> [To be done]: Please retype the data in full and exactly; the pictures are not part of the copy.

START Information supplied

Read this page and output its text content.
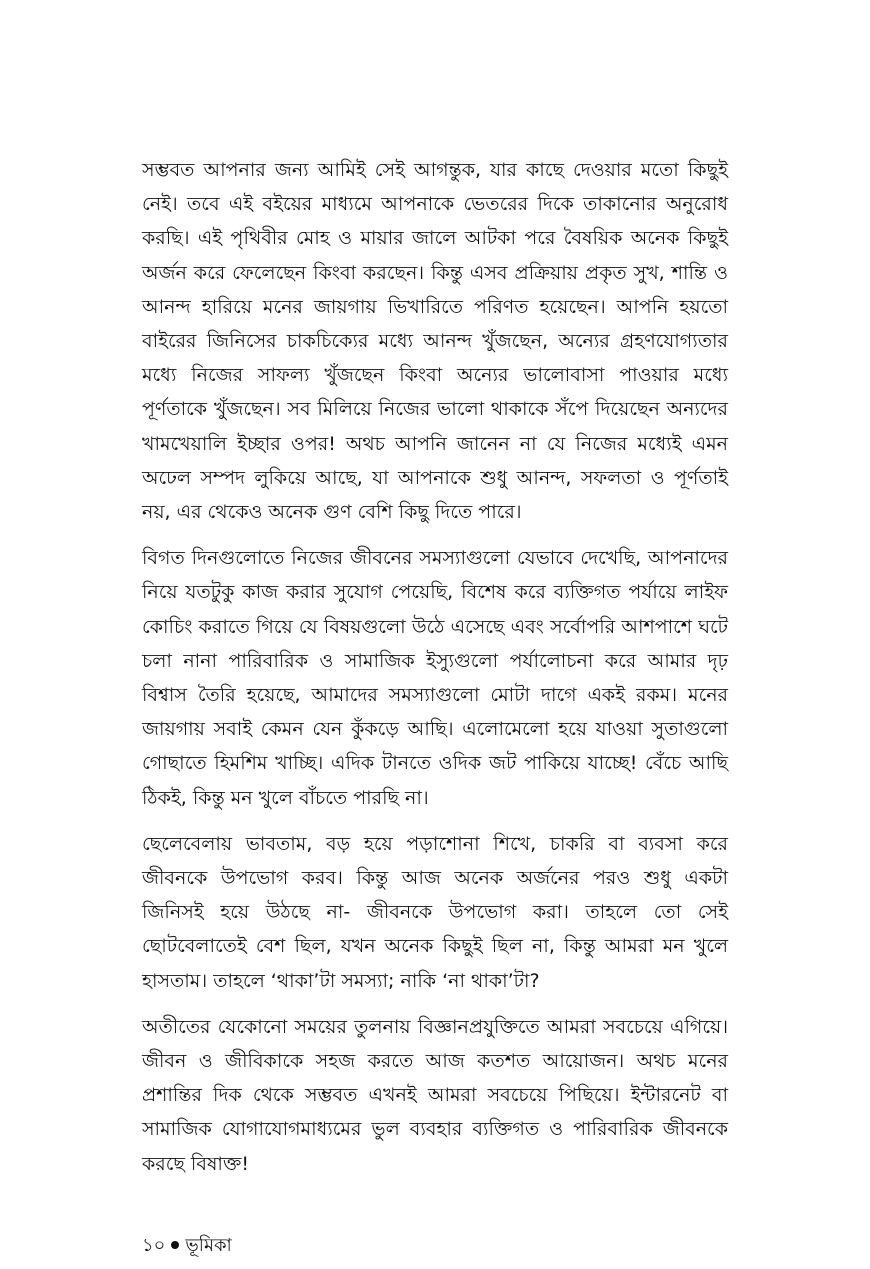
সম্ভবত আপনার জন্য আমিই সেই আগন্তুক, যার কাছে দেওয়ার মতো কিছুই নেই। তবে এই বইয়ের মাধ্যমে আপনাকে ভেতরের দিকে তাকানোর অনুরোধ করছি। এই পৃথিবীর মোহ ও মায়ার জালে আটকা পরে বৈষয়িক অনেক কিছুই অর্জন করে ফেলেছেন কিংবা করছেন। কিন্তু এসব প্রক্রিয়ায় প্রকৃত সুখ, শান্তি ও আনন্দ হারিয়ে মনের জায়গায় ভিখারিতে পরিণত হয়েছেন। আপনি হয়তো বাইরের জিনিসের চাকচিক্যের মধ্যে আনন্দ খুঁজছেন, অন্যের গ্রহণযোগ্যতার মধ্যে নিজের সাফল্য খুঁজছেন কিংবা অন্যের ভালোবাসা পাওয়ার মধ্যে পূর্ণতাকে খুঁজছেন। সব মিলিয়ে নিজের ভালো থাকাকে সঁপে দিয়েছেন অন্যদের খামখেয়ালি ইচ্ছার ওপর! অথচ আপনি জানেন না যে নিজের মধ্যেই এমন অঢেল সম্পদ লুকিয়ে আছে, যা আপনাকে শুধু আনন্দ, সফলতা ও পূর্ণতাই নয়, এর থেকেও অনেক গুণ বেশি কিছু দিতে পারে।

বিগত দিনগুলোতে নিজের জীবনের সমস্যাগুলো যেভাবে দেখেছি, আপনাদের নিয়ে যতটুকু কাজ করার সুযোগ পেয়েছি, বিশেষ করে ব্যক্তিগত পর্যায়ে লাইফ কোচিং করাতে গিয়ে যে বিষয়গুলো উঠে এসেছে এবং সর্বোপরি আশপাশে ঘটে চলা নানা পারিবারিক ও সামাজিক ইস্যুগুলো পর্যালোচনা করে আমার দৃঢ় বিশ্বাস তৈরি হয়েছে, আমাদের সমস্যাগুলো মোটা দাগে একই রকম। মনের জায়গায় সবাই কেমন যেন কুঁকড়ে আছি। এলোমেলো হয়ে যাওয়া সুতাগুলো গোছাতে হিমশিম খাচ্ছি। এদিক টানতে ওদিক জট পাকিয়ে যাচ্ছে! বেঁচে আছি ঠিকই, কিন্তু মন খুলে বাঁচতে পারছি না।

ছেলেবেলায় ভাবতাম, বড় হয়ে পড়াশোনা শিখে, চাকরি বা ব্যবসা করে জীবনকে উপভোগ করব। কিন্তু আজ অনেক অর্জনের পরও শুধু একটা জিনিসই হয়ে উঠছে না- জীবনকে উপভোগ করা। তাহলে তো সেই ছোটবেলাতেই বেশ ছিল, যখন অনেক কিছুই ছিল না, কিন্তু আমরা মন খুলে হাসতাম। তাহলে ‘থাকা’টা সমস্যা; নাকি ‘না থাকা’টা?

অতীতের যেকোনো সময়ের তুলনায় বিজ্ঞানপ্রযুক্তিতে আমরা সবচেয়ে এগিয়ে। জীবন ও জীবিকাকে সহজ করতে আজ কতশত আয়োজন। অথচ মনের প্রশান্তির দিক থেকে সম্ভবত এখনই আমরা সবচেয়ে পিছিয়ে। ইন্টারনেট বা সামাজিক যোগাযোগমাধ্যমের ভুল ব্যবহার ব্যক্তিগত ও পারিবারিক জীবনকে করছে বিষাক্ত!

১০ ভূমিকা
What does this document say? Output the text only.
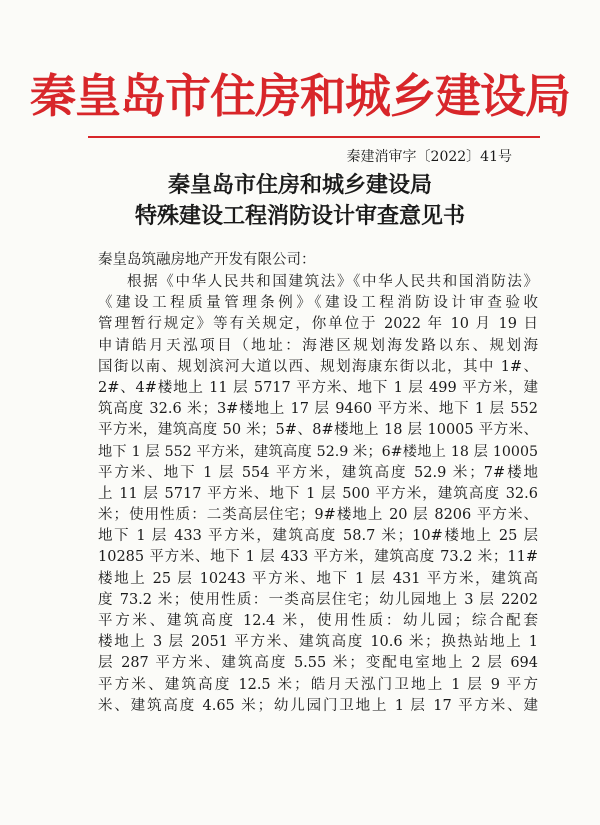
秦皇岛市住房和城乡建设局
秦建消审字〔2022〕41号
秦皇岛市住房和城乡建设局
特殊建设工程消防设计审查意见书
秦皇岛筑融房地产开发有限公司：
根据《中华人民共和国建筑法》《中华人民共和国消防法》
《建设工程质量管理条例》《建设工程消防设计审查验收
管理暂行规定》等有关规定，你单位于 2022 年 10 月 19 日
申请皓月天泓项目（地址：海港区规划海发路以东、规划海
国街以南、规划滨河大道以西、规划海康东街以北，其中 1#、
2#、4#楼地上 11 层 5717 平方米、地下 1 层 499 平方米，建
筑高度 32.6 米；3#楼地上 17 层 9460 平方米、地下 1 层 552
平方米，建筑高度 50 米；5#、8#楼地上 18 层 10005 平方米、
地下 1 层 552 平方米，建筑高度 52.9 米；6#楼地上 18 层 10005
平方米、地下 1 层 554 平方米，建筑高度 52.9 米；7#楼地
上 11 层 5717 平方米、地下 1 层 500 平方米，建筑高度 32.6
米；使用性质：二类高层住宅；9#楼地上 20 层 8206 平方米、
地下 1 层 433 平方米，建筑高度 58.7 米；10#楼地上 25 层
10285 平方米、地下 1 层 433 平方米，建筑高度 73.2 米；11#
楼地上 25 层 10243 平方米、地下 1 层 431 平方米，建筑高
度 73.2 米；使用性质：一类高层住宅；幼儿园地上 3 层 2202
平方米、建筑高度 12.4 米，使用性质：幼儿园；综合配套
楼地上 3 层 2051 平方米、建筑高度 10.6 米；换热站地上 1
层 287 平方米、建筑高度 5.55 米；变配电室地上 2 层 694
平方米、建筑高度 12.5 米；皓月天泓门卫地上 1 层 9 平方
米、建筑高度 4.65 米；幼儿园门卫地上 1 层 17 平方米、建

END Information supplied

> [Problem solution]:
Read this page and output its text content.
সম্ভবত আপনার জন্য আমিই সেই আগন্তুক, যার কাছে দেওয়ার মতো কিছুই নেই। তবে এই বইয়ের মাধ্যমে আপনাকে ভেতরের দিকে তাকানোর অনুরোধ করছি। এই পৃথিবীর মোহ ও মায়ার জালে আটকা পরে বৈষয়িক অনেক কিছুই অর্জন করে ফেলেছেন কিংবা করছেন। কিন্তু এসব প্রক্রিয়ায় প্রকৃত সুখ, শান্তি ও আনন্দ হারিয়ে মনের জায়গায় ভিখারিতে পরিণত হয়েছেন। আপনি হয়তো বাইরের জিনিসের চাকচিক্যের মধ্যে আনন্দ খুঁজছেন, অন্যের গ্রহণযোগ্যতার মধ্যে নিজের সাফল্য খুঁজছেন কিংবা অন্যের ভালোবাসা পাওয়ার মধ্যে পূর্ণতাকে খুঁজছেন। সব মিলিয়ে নিজের ভালো থাকাকে সঁপে দিয়েছেন অন্যদের খামখেয়ালি ইচ্ছার ওপর! অথচ আপনি জানেন না যে নিজের মধ্যেই এমন অঢেল সম্পদ লুকিয়ে আছে, যা আপনাকে শুধু আনন্দ, সফলতা ও পূর্ণতাই নয়, এর থেকেও অনেক গুণ বেশি কিছু দিতে পারে।

বিগত দিনগুলোতে নিজের জীবনের সমস্যাগুলো যেভাবে দেখেছি, আপনাদের নিয়ে যতটুকু কাজ করার সুযোগ পেয়েছি, বিশেষ করে ব্যক্তিগত পর্যায়ে লাইফ কোচিং করাতে গিয়ে যে বিষয়গুলো উঠে এসেছে এবং সর্বোপরি আশপাশে ঘটে চলা নানা পারিবারিক ও সামাজিক ইস্যুগুলো পর্যালোচনা করে আমার দৃঢ় বিশ্বাস তৈরি হয়েছে, আমাদের সমস্যাগুলো মোটা দাগে একই রকম। মনের জায়গায় সবাই কেমন যেন কুঁকড়ে আছি। এলোমেলো হয়ে যাওয়া সুতাগুলো গোছাতে হিমশিম খাচ্ছি। এদিক টানতে ওদিক জট পাকিয়ে যাচ্ছে! বেঁচে আছি ঠিকই, কিন্তু মন খুলে বাঁচতে পারছি না।

ছেলেবেলায় ভাবতাম, বড় হয়ে পড়াশোনা শিখে, চাকরি বা ব্যবসা করে জীবনকে উপভোগ করব। কিন্তু আজ অনেক অর্জনের পরও শুধু একটা জিনিসই হয়ে উঠছে না- জীবনকে উপভোগ করা। তাহলে তো সেই ছোটবেলাতেই বেশ ছিল, যখন অনেক কিছুই ছিল না, কিন্তু আমরা মন খুলে হাসতাম। তাহলে ‘থাকা’টা সমস্যা; নাকি ‘না থাকা’টা?

অতীতের যেকোনো সময়ের তুলনায় বিজ্ঞানপ্রযুক্তিতে আমরা সবচেয়ে এগিয়ে। জীবন ও জীবিকাকে সহজ করতে আজ কতশত আয়োজন। অথচ মনের প্রশান্তির দিক থেকে সম্ভবত এখনই আমরা সবচেয়ে পিছিয়ে। ইন্টারনেট বা সামাজিক যোগাযোগমাধ্যমের ভুল ব্যবহার ব্যক্তিগত ও পারিবারিক জীবনকে করছে বিষাক্ত!

১০ ভূমিকা
What does this document say? Output the text only.
秦皇岛市住房和城乡建设局
秦建消审字〔2022〕41号
秦皇岛市住房和城乡建设局
特殊建设工程消防设计审查意见书
秦皇岛筑融房地产开发有限公司：
根据《中华人民共和国建筑法》《中华人民共和国消防法》
《建设工程质量管理条例》《建设工程消防设计审查验收
管理暂行规定》等有关规定，你单位于 2022 年 10 月 19 日
申请皓月天泓项目（地址：海港区规划海发路以东、规划海
国街以南、规划滨河大道以西、规划海康东街以北，其中 1#、
2#、4#楼地上 11 层 5717 平方米、地下 1 层 499 平方米，建
筑高度 32.6 米；3#楼地上 17 层 9460 平方米、地下 1 层 552
平方米，建筑高度 50 米；5#、8#楼地上 18 层 10005 平方米、
地下 1 层 552 平方米，建筑高度 52.9 米；6#楼地上 18 层 10005
平方米、地下 1 层 554 平方米，建筑高度 52.9 米；7#楼地
上 11 层 5717 平方米、地下 1 层 500 平方米，建筑高度 32.6
米；使用性质：二类高层住宅；9#楼地上 20 层 8206 平方米、
地下 1 层 433 平方米，建筑高度 58.7 米；10#楼地上 25 层
10285 平方米、地下 1 层 433 平方米，建筑高度 73.2 米；11#
楼地上 25 层 10243 平方米、地下 1 层 431 平方米，建筑高
度 73.2 米；使用性质：一类高层住宅；幼儿园地上 3 层 2202
平方米、建筑高度 12.4 米，使用性质：幼儿园；综合配套
楼地上 3 层 2051 平方米、建筑高度 10.6 米；换热站地上 1
层 287 平方米、建筑高度 5.55 米；变配电室地上 2 层 694
平方米、建筑高度 12.5 米；皓月天泓门卫地上 1 层 9 平方
米、建筑高度 4.65 米；幼儿园门卫地上 1 层 17 平方米、建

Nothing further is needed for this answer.